Première chambre civile, 27 janvier 2021 — 19-24.582

Rejet Cour de cassation — Première chambre civile

Texte intégral

CIV. 1

MY1

COUR DE CASSATION ______________________

Audience publique du 27 janvier 2021

Rejet

Mme BATUT, président

Arrêt n° 96 F-D

Pourvoi n° N 19-24.582

R É P U B L I Q U E F R A N Ç A I S E

_________________________

AU NOM DU PEUPLE FRANÇAIS _________________________

ARRÊT DE LA COUR DE CASSATION, PREMIÈRE CHAMBRE CIVILE, DU 27 JANVIER 2021

1°/ M. O... E..., domicilié [...] ,

2°/ l'établissement MSA 3A, dont le siège est [...] , en qualité de curateur de M. E...,

ont formé le pourvoi n° N 19-24.582 contre l'arrêt rendu le 26 septembre 2019 par la cour d'appel d'Aix-en-Provence (chambre 1-7), dans le litige les opposant :

1°/ à M. T... X..., domicilié [...] ,

2°/ à la société Lyona, société à responsabilité limitée, dont le siège est [...] ,

défendeurs à la cassation.
■ ■ ■ ■
• _EXERCICES_:
A) Quelles sont toutes les parties au litige nommées dans l'arrêt, demandeurs comme défendeurs ?
B) Rédigez, en deux ou trois phrases, la suite de l'arrêt de la Cour de cassation.
■ ■ ■ ■
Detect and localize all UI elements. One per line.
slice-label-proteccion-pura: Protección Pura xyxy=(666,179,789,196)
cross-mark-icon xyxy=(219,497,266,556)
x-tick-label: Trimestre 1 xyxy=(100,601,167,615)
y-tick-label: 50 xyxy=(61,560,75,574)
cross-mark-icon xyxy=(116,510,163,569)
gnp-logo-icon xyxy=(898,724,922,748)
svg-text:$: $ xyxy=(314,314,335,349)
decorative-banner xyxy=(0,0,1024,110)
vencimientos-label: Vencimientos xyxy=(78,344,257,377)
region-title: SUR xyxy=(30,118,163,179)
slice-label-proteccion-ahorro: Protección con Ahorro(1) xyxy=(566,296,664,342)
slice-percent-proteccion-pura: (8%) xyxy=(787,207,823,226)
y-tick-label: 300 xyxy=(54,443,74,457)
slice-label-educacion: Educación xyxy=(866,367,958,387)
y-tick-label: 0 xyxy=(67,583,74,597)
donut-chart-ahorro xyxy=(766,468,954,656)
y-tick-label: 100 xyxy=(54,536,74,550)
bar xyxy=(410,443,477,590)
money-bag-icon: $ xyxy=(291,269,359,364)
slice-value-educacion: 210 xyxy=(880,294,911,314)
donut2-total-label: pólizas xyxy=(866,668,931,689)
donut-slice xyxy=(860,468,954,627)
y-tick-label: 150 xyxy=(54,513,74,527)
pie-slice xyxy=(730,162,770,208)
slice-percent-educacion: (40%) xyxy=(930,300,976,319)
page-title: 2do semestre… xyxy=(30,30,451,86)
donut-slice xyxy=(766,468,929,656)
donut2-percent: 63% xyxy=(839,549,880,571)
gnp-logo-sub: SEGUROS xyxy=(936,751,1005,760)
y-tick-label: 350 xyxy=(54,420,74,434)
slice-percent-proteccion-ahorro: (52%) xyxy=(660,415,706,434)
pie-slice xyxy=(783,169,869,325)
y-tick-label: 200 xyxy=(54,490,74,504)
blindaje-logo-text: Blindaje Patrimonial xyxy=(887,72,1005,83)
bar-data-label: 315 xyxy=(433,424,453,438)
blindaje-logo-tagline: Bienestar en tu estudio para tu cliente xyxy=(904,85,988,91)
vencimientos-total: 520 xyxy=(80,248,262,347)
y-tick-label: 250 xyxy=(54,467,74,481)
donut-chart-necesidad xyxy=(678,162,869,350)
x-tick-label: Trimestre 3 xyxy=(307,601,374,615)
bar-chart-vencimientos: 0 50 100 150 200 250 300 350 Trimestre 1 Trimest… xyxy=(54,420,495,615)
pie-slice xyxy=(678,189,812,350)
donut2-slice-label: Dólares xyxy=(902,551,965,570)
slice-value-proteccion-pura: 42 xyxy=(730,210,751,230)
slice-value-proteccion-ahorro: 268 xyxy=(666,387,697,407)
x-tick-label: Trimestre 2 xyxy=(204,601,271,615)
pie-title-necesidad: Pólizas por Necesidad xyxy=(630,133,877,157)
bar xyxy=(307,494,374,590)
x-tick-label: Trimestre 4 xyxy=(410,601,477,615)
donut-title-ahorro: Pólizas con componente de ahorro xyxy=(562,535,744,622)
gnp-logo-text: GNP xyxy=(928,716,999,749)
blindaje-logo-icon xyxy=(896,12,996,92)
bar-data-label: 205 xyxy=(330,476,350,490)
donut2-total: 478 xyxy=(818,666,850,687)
■ ■ ■ ■
• _CORRIGÉ_:
A)
- M. O... E... (demandeur)
- l'établissement MSA 3A, en qualité de curateur de M. E... (demandeur)
- M. T... X... (défendeur)
- la société Lyona, société à responsabilité limitée (défendeur)

B)
Les demandeurs invoquent, à l'appui de leur pourvoi, les deux moyens de cassation annexés au présent arrêt.

Le dossier a été communiqué au procureur général.

Sur le rapport de Mme Le Cotty, conseiller référendaire, les observations de la SCP Waquet, Farge et Hazan, avocat de M. E... et de la MSA 3A, ès qualités, de la SARL Corlay, avocat de M. X... et de la société Lyona, et l'avis de Mme Marilly, avocat général référendaire, après débats en l'audience publique du 1er décembre 2020 où étaient présentes Mme Batut, président, Mme Le Cotty, conseiller référendaire rapporteur, Mme Auroy, conseiller doyen, et Mme Berthomier, greffier de chambre,

la première chambre civile de la Cour de cassation, composée des président et conseillers précités, après en avoir délibéré conformément à la loi, a rendu le présent arrêt.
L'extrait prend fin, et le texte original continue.